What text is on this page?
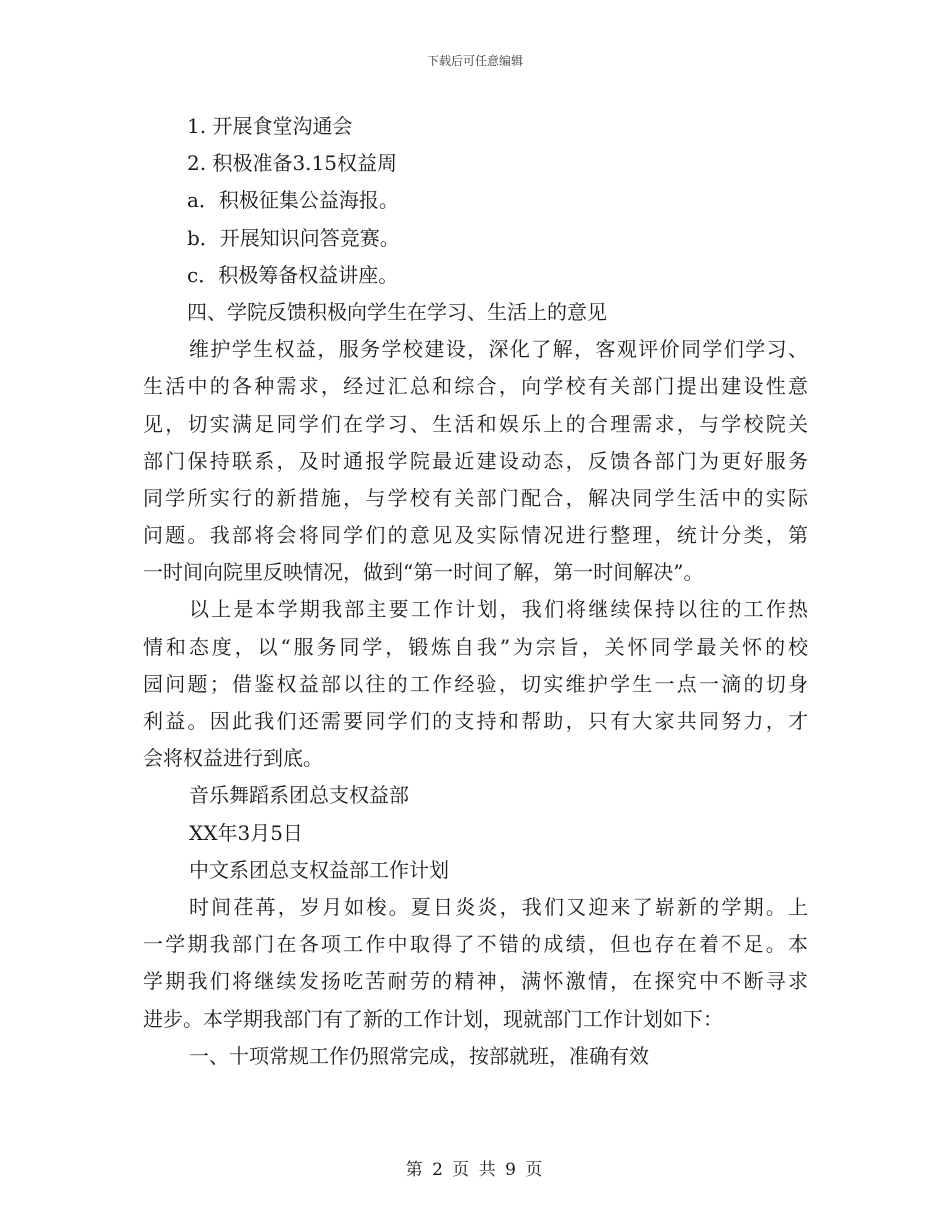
下载后可任意编辑
1. 开展食堂沟通会
2. 积极准备3.15权益周
a．积极征集公益海报。
b．开展知识问答竞赛。
c．积极筹备权益讲座。
四、学院反馈积极向学生在学习、生活上的意见
维护学生权益，服务学校建设，深化了解，客观评价同学们学习、
生活中的各种需求，经过汇总和综合，向学校有关部门提出建设性意
见，切实满足同学们在学习、生活和娱乐上的合理需求，与学校院关
部门保持联系，及时通报学院最近建设动态，反馈各部门为更好服务
同学所实行的新措施，与学校有关部门配合，解决同学生活中的实际
问题。我部将会将同学们的意见及实际情况进行整理，统计分类，第
一时间向院里反映情况，做到“第一时间了解，第一时间解决”。
以上是本学期我部主要工作计划，我们将继续保持以往的工作热
情和态度，以“服务同学，锻炼自我”为宗旨，关怀同学最关怀的校
园问题；借鉴权益部以往的工作经验，切实维护学生一点一滴的切身
利益。因此我们还需要同学们的支持和帮助，只有大家共同努力，才
会将权益进行到底。
音乐舞蹈系团总支权益部
XX年3月5日
中文系团总支权益部工作计划
时间荏苒，岁月如梭。夏日炎炎，我们又迎来了崭新的学期。上
一学期我部门在各项工作中取得了不错的成绩，但也存在着不足。本
学期我们将继续发扬吃苦耐劳的精神，满怀激情，在探究中不断寻求
进步。本学期我部门有了新的工作计划，现就部门工作计划如下：
一、十项常规工作仍照常完成，按部就班，准确有效
第 2 页 共 9 页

- - - -

▶ [WHAT TO PRODUCE]: Copy the data character for character, but drop all pictures from the copy.

▶ [EXERCISE RESPONSE]:
What text is on this page?
下载后可任意编辑
1. 开展食堂沟通会
2. 积极准备3.15权益周
a．积极征集公益海报。
b．开展知识问答竞赛。
c．积极筹备权益讲座。
四、学院反馈积极向学生在学习、生活上的意见
维护学生权益，服务学校建设，深化了解，客观评价同学们学习、
生活中的各种需求，经过汇总和综合，向学校有关部门提出建设性意
见，切实满足同学们在学习、生活和娱乐上的合理需求，与学校院关
部门保持联系，及时通报学院最近建设动态，反馈各部门为更好服务
同学所实行的新措施，与学校有关部门配合，解决同学生活中的实际
问题。我部将会将同学们的意见及实际情况进行整理，统计分类，第
一时间向院里反映情况，做到“第一时间了解，第一时间解决”。
以上是本学期我部主要工作计划，我们将继续保持以往的工作热
情和态度，以“服务同学，锻炼自我”为宗旨，关怀同学最关怀的校
园问题；借鉴权益部以往的工作经验，切实维护学生一点一滴的切身
利益。因此我们还需要同学们的支持和帮助，只有大家共同努力，才
会将权益进行到底。
音乐舞蹈系团总支权益部
XX年3月5日
中文系团总支权益部工作计划
时间荏苒，岁月如梭。夏日炎炎，我们又迎来了崭新的学期。上
一学期我部门在各项工作中取得了不错的成绩，但也存在着不足。本
学期我们将继续发扬吃苦耐劳的精神，满怀激情，在探究中不断寻求
进步。本学期我部门有了新的工作计划，现就部门工作计划如下：
一、十项常规工作仍照常完成，按部就班，准确有效
第 2 页 共 9 页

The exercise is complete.